Extracts from a graphics dataset —
=====

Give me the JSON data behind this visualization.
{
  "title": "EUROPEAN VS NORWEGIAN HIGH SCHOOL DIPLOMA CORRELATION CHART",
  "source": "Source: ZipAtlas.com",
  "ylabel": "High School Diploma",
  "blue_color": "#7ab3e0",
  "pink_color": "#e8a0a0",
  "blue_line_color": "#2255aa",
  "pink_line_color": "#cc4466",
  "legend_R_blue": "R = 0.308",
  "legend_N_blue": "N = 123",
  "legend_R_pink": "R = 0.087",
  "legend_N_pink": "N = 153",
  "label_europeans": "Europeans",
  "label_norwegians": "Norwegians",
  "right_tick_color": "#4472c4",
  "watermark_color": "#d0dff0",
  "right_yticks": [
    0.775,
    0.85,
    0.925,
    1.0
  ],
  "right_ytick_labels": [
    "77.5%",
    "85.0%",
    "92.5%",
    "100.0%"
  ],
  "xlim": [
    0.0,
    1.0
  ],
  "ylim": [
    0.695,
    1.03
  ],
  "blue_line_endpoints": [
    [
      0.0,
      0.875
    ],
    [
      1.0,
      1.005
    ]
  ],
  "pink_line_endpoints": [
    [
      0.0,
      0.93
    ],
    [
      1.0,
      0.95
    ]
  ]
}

=====

THE PROBLEM —
Copy the material above verbatim.

SOLUTION FOR THIS TASK —
Give me the JSON data behind this visualization.
{
  "title": "EUROPEAN VS NORWEGIAN HIGH SCHOOL DIPLOMA CORRELATION CHART",
  "source": "Source: ZipAtlas.com",
  "ylabel": "High School Diploma",
  "blue_color": "#7ab3e0",
  "pink_color": "#e8a0a0",
  "blue_line_color": "#2255aa",
  "pink_line_color": "#cc4466",
  "legend_R_blue": "R = 0.308",
  "legend_N_blue": "N = 123",
  "legend_R_pink": "R = 0.087",
  "legend_N_pink": "N = 153",
  "label_europeans": "Europeans",
  "label_norwegians": "Norwegians",
  "right_tick_color": "#4472c4",
  "watermark_color": "#d0dff0",
  "right_yticks": [
    0.775,
    0.85,
    0.925,
    1.0
  ],
  "right_ytick_labels": [
    "77.5%",
    "85.0%",
    "92.5%",
    "100.0%"
  ],
  "xlim": [
    0.0,
    1.0
  ],
  "ylim": [
    0.695,
    1.03
  ],
  "blue_line_endpoints": [
    [
      0.0,
      0.875
    ],
    [
      1.0,
      1.005
    ]
  ],
  "pink_line_endpoints": [
    [
      0.0,
      0.93
    ],
    [
      1.0,
      0.95
    ]
  ]
}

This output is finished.